Records that describe figures
● ● ● ● ●

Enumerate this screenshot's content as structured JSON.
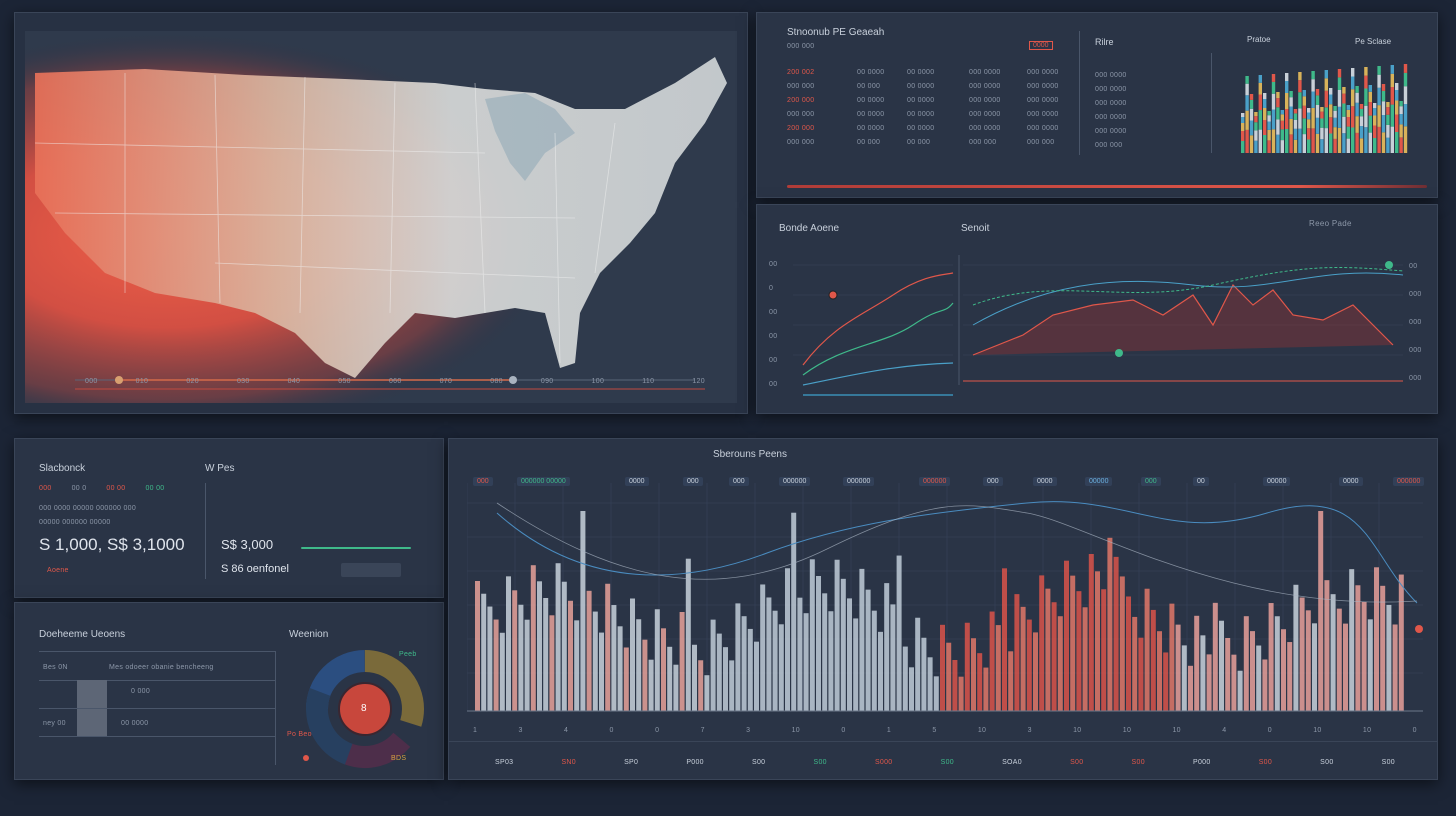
{
  "map_panel": {
    "timeline_ticks": [
      "000",
      "010",
      "020",
      "030",
      "040",
      "050",
      "060",
      "070",
      "080",
      "090",
      "100",
      "110",
      "120"
    ]
  },
  "stats_panel": {
    "title": "Stnoonub PE Geaeah",
    "badge": "0000",
    "right_header_a": "Rilre",
    "right_header_b": "Pratoe",
    "right_header_c": "Pe Sclase",
    "col_a": [
      "200 002",
      "000 000",
      "200 000",
      "000 000",
      "200 000",
      "000 000"
    ],
    "col_b": [
      "00 0000",
      "00 000",
      "00 0000",
      "00 0000",
      "00 0000",
      "00 000"
    ],
    "col_c": [
      "00 0000",
      "00 0000",
      "00 0000",
      "00 0000",
      "00 0000",
      "00 000"
    ],
    "col_d": [
      "000 0000",
      "000 0000",
      "000 0000",
      "000 0000",
      "000 0000",
      "000 000"
    ],
    "col_e": [
      "000 0000",
      "000 0000",
      "000 0000",
      "000 0000",
      "000 0000",
      "000 000"
    ]
  },
  "trend_panel": {
    "title_left": "Bonde Aoene",
    "title_mid": "Senoit",
    "title_right": "Reeo Pade",
    "left_axis": [
      "00",
      "0",
      "00",
      "00",
      "00",
      "00"
    ],
    "right_axis": [
      "00",
      "000",
      "000",
      "000",
      "000"
    ]
  },
  "kpi_panel": {
    "title": "Slacbonck",
    "title2": "W Pes",
    "big_value": "S 1,000, S$ 3,1000",
    "badge": "Aoene",
    "value2": "S$ 3,000",
    "value3": "S 86 oenfonel",
    "row1": [
      "000",
      "00 0",
      "00 00",
      "00 00"
    ],
    "row2": [
      "000 0000 00000 000000 000",
      "00000 000000 00000"
    ]
  },
  "detail_panel": {
    "title": "Doeheeme Ueoens",
    "title2": "Weenion",
    "header_a": "Bes 0N",
    "header_b": "Mes odoeer obanie bencheeng",
    "row_a": "ney 00",
    "row_val": "0 000",
    "row_val2": "00 0000",
    "donut_center": "8",
    "donut_top": "Peeb",
    "donut_left": "Po Beo",
    "donut_bottom": "BDS"
  },
  "bars_panel": {
    "title": "Sberouns Peens",
    "x_ticks": [
      "1",
      "3",
      "4",
      "0",
      "0",
      "7",
      "3",
      "10",
      "0",
      "1",
      "5",
      "10",
      "3",
      "10",
      "10",
      "10",
      "4",
      "0",
      "10",
      "10",
      "0"
    ],
    "top_chips": [
      "000",
      "000000 00000",
      "0000",
      "000",
      "000",
      "000000",
      "000000",
      "000000",
      "000",
      "0000",
      "00000",
      "000",
      "00",
      "00000",
      "0000",
      "000000"
    ],
    "bottom_labels": [
      "SP03",
      "SN0",
      "SP0",
      "P000",
      "S00",
      "S00",
      "S000",
      "S00",
      "SOA0",
      "S00",
      "S00",
      "P000",
      "S00",
      "S00",
      "S00"
    ]
  }
}
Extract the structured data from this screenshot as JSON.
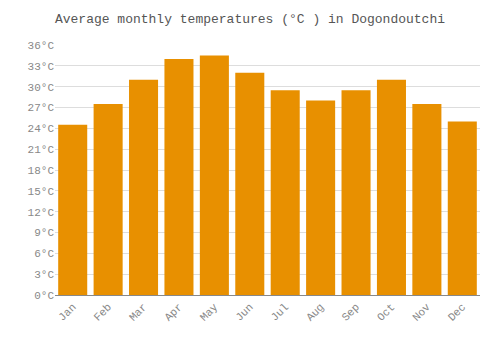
{
  "chart_data": {
    "type": "bar",
    "title": "Average monthly temperatures (°C ) in Dogondoutchi",
    "categories": [
      "Jan",
      "Feb",
      "Mar",
      "Apr",
      "May",
      "Jun",
      "Jul",
      "Aug",
      "Sep",
      "Oct",
      "Nov",
      "Dec"
    ],
    "values": [
      24.5,
      27.5,
      31.0,
      34.0,
      34.5,
      32.0,
      29.5,
      28.0,
      29.5,
      31.0,
      27.5,
      25.0
    ],
    "color": "#E89000",
    "ylim": [
      0,
      36
    ],
    "yticks": [
      {
        "value": 0,
        "label": "0°C"
      },
      {
        "value": 3,
        "label": "3°C"
      },
      {
        "value": 6,
        "label": "6°C"
      },
      {
        "value": 9,
        "label": "9°C"
      },
      {
        "value": 12,
        "label": "12°C"
      },
      {
        "value": 15,
        "label": "15°C"
      },
      {
        "value": 18,
        "label": "18°C"
      },
      {
        "value": 21,
        "label": "21°C"
      },
      {
        "value": 24,
        "label": "24°C"
      },
      {
        "value": 27,
        "label": "27°C"
      },
      {
        "value": 30,
        "label": "30°C"
      },
      {
        "value": 33,
        "label": "33°C"
      },
      {
        "value": 36,
        "label": "36°C"
      }
    ],
    "grid": true
  }
}
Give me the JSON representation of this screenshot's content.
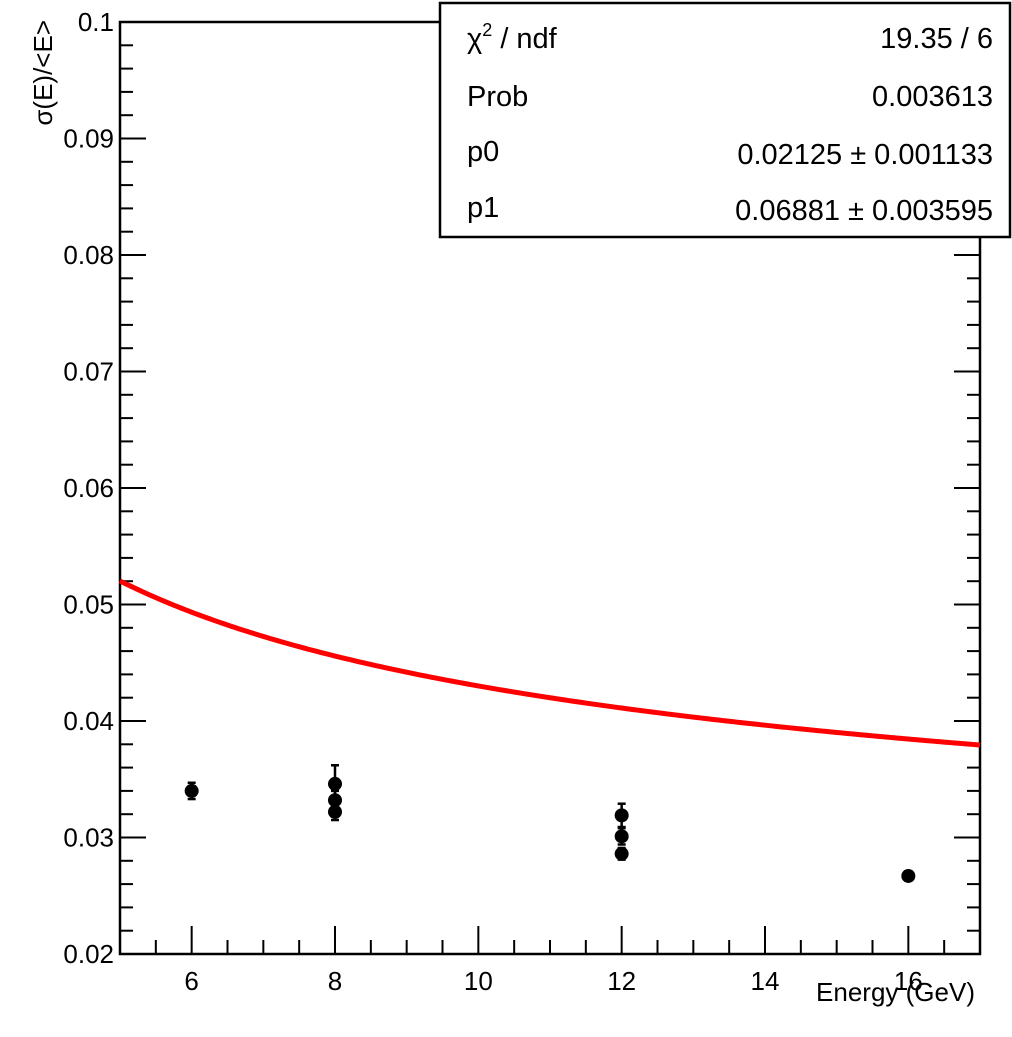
{
  "chart_data": {
    "type": "scatter",
    "title": "",
    "xlabel": "Energy (GeV)",
    "ylabel": "σ(E)/<E>",
    "xlim": [
      5,
      17
    ],
    "ylim": [
      0.02,
      0.1
    ],
    "x_ticks": [
      6,
      8,
      10,
      12,
      14,
      16
    ],
    "x_tick_labels": [
      "6",
      "8",
      "10",
      "12",
      "14",
      "16"
    ],
    "y_ticks": [
      0.02,
      0.03,
      0.04,
      0.05,
      0.06,
      0.07,
      0.08,
      0.09,
      0.1
    ],
    "y_tick_labels": [
      "0.02",
      "0.03",
      "0.04",
      "0.05",
      "0.06",
      "0.07",
      "0.08",
      "0.09",
      "0.1"
    ],
    "grid": false,
    "series": [
      {
        "kind": "points",
        "color": "#000000",
        "points": [
          {
            "x": 6,
            "y": 0.034,
            "err": 0.0007
          },
          {
            "x": 8,
            "y": 0.0346,
            "err": 0.0016
          },
          {
            "x": 8,
            "y": 0.0332,
            "err": 0.0008
          },
          {
            "x": 8,
            "y": 0.0322,
            "err": 0.0007
          },
          {
            "x": 12,
            "y": 0.0319,
            "err": 0.001
          },
          {
            "x": 12,
            "y": 0.0301,
            "err": 0.0007
          },
          {
            "x": 12,
            "y": 0.0286,
            "err": 0.0005
          },
          {
            "x": 16,
            "y": 0.0267,
            "err": 0.0004
          }
        ]
      },
      {
        "kind": "fit",
        "color": "#ff0000",
        "formula": "p0 + p1/sqrt(E)",
        "p0": 0.02125,
        "p1": 0.06881,
        "x_range": [
          5,
          17
        ]
      }
    ],
    "stats_box": {
      "placement": "top-right",
      "rows": [
        {
          "label": "/ ndf",
          "label_prefix": "χ",
          "label_sup": "2",
          "value": "19.35 / 6"
        },
        {
          "label": "Prob",
          "value": "0.003613"
        },
        {
          "label": "p0",
          "value": "0.02125 ± 0.001133"
        },
        {
          "label": "p1",
          "value": "0.06881 ± 0.003595"
        }
      ]
    }
  }
}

● ● ● ● ●

EXERCISE TASK:
Write the number of lines containing the word "this" and nothing besides it.

WORKED SOLUTION:
3